Objective:
Reproduce the listing word for word, leaving every picture behind.
--- BEGIN Entries provided ---
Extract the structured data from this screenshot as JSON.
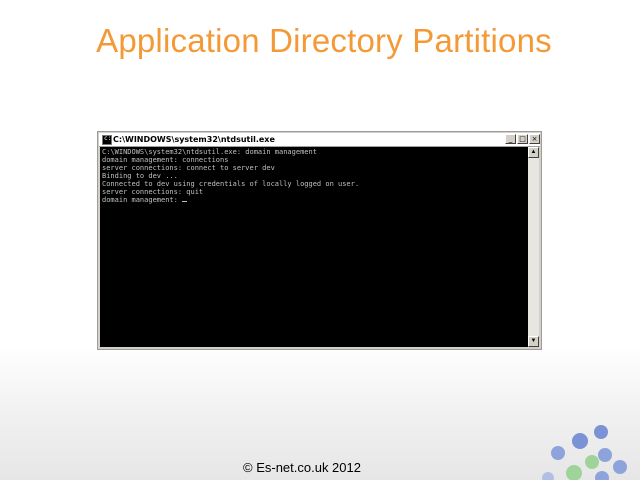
{
  "slide": {
    "title": "Application Directory Partitions",
    "footer": "© Es-net.co.uk 2012"
  },
  "window": {
    "title": "C:\\WINDOWS\\system32\\ntdsutil.exe",
    "minimize": "_",
    "maximize": "□",
    "close": "×"
  },
  "console": {
    "lines": [
      "C:\\WINDOWS\\system32\\ntdsutil.exe: domain management",
      "domain management: connections",
      "server connections: connect to server dev",
      "Binding to dev ...",
      "Connected to dev using credentials of locally logged on user.",
      "server connections: quit",
      "domain management: "
    ]
  },
  "scrollbar": {
    "up": "▲",
    "down": "▼"
  },
  "colors": {
    "title": "#f39a37",
    "console_bg": "#000000",
    "console_fg": "#c0c0c0",
    "bubble_blue": "#7b93d4",
    "bubble_green": "#9fd39a"
  }
}
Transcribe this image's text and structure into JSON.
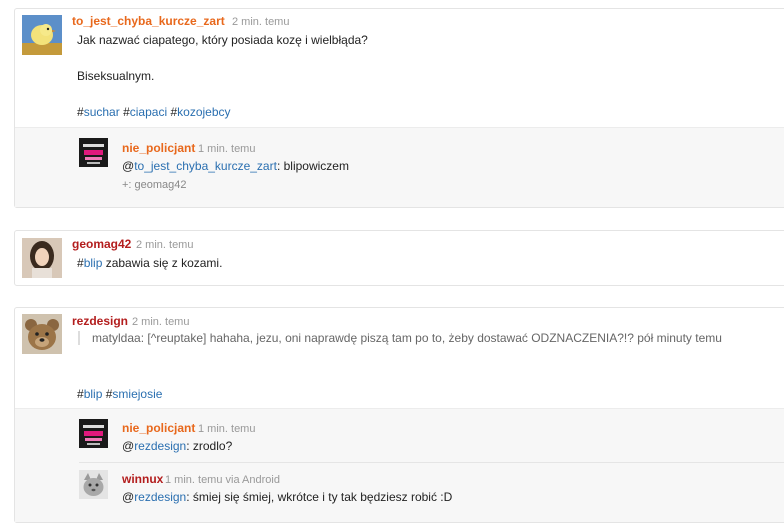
{
  "entries": [
    {
      "author": "to_jest_chyba_kurcze_zart",
      "time": "2 min. temu",
      "lines": [
        "Jak nazwać ciapatego, który posiada kozę i wielbłąda?",
        "Biseksualnym."
      ],
      "tags": [
        "suchar",
        "ciapaci",
        "kozojebcy"
      ],
      "comments": [
        {
          "author": "nie_policjant",
          "time": "1 min. temu",
          "mention": "to_jest_chyba_kurcze_zart",
          "text": ": blipowiczem",
          "plus": "+: geomag42"
        }
      ]
    },
    {
      "author": "geomag42",
      "time": "2 min. temu",
      "tag": "blip",
      "text": " zabawia się z kozami."
    },
    {
      "author": "rezdesign",
      "time": "2 min. temu",
      "quote": "matyldaa: [^reuptake] hahaha, jezu, oni naprawdę piszą tam po to, żeby dostawać ODZNACZENIA?!? pół minuty temu",
      "tags": [
        "blip",
        "smiejosie"
      ],
      "comments": [
        {
          "author": "nie_policjant",
          "time": "1 min. temu",
          "mention": "rezdesign",
          "text": ": zrodlo?"
        },
        {
          "author": "winnux",
          "time": "1 min. temu via Android",
          "mention": "rezdesign",
          "text": ": śmiej się śmiej, wkrótce i ty tak będziesz robić :D"
        }
      ]
    }
  ],
  "colors": {
    "author_orange": "#e8681c",
    "author_red": "#b31d1d",
    "link": "#2a6fb0",
    "meta": "#999999"
  }
}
--- END Entries provided ---
Solution below:
Extract the structured data from this screenshot as JSON.
{
  "slide": {
    "title": "Application Directory Partitions",
    "footer": "© Es-net.co.uk 2012"
  },
  "window": {
    "title": "C:\\WINDOWS\\system32\\ntdsutil.exe",
    "minimize": "_",
    "maximize": "□",
    "close": "×"
  },
  "console": {
    "lines": [
      "C:\\WINDOWS\\system32\\ntdsutil.exe: domain management",
      "domain management: connections",
      "server connections: connect to server dev",
      "Binding to dev ...",
      "Connected to dev using credentials of locally logged on user.",
      "server connections: quit",
      "domain management: "
    ]
  },
  "scrollbar": {
    "up": "▲",
    "down": "▼"
  },
  "colors": {
    "title": "#f39a37",
    "console_bg": "#000000",
    "console_fg": "#c0c0c0",
    "bubble_blue": "#7b93d4",
    "bubble_green": "#9fd39a"
  }
}
Transcribe this image's text and structure into JSON.
{
  "entries": [
    {
      "author": "to_jest_chyba_kurcze_zart",
      "time": "2 min. temu",
      "lines": [
        "Jak nazwać ciapatego, który posiada kozę i wielbłąda?",
        "Biseksualnym."
      ],
      "tags": [
        "suchar",
        "ciapaci",
        "kozojebcy"
      ],
      "comments": [
        {
          "author": "nie_policjant",
          "time": "1 min. temu",
          "mention": "to_jest_chyba_kurcze_zart",
          "text": ": blipowiczem",
          "plus": "+: geomag42"
        }
      ]
    },
    {
      "author": "geomag42",
      "time": "2 min. temu",
      "tag": "blip",
      "text": " zabawia się z kozami."
    },
    {
      "author": "rezdesign",
      "time": "2 min. temu",
      "quote": "matyldaa: [^reuptake] hahaha, jezu, oni naprawdę piszą tam po to, żeby dostawać ODZNACZENIA?!? pół minuty temu",
      "tags": [
        "blip",
        "smiejosie"
      ],
      "comments": [
        {
          "author": "nie_policjant",
          "time": "1 min. temu",
          "mention": "rezdesign",
          "text": ": zrodlo?"
        },
        {
          "author": "winnux",
          "time": "1 min. temu via Android",
          "mention": "rezdesign",
          "text": ": śmiej się śmiej, wkrótce i ty tak będziesz robić :D"
        }
      ]
    }
  ],
  "colors": {
    "author_orange": "#e8681c",
    "author_red": "#b31d1d",
    "link": "#2a6fb0",
    "meta": "#999999"
  }
}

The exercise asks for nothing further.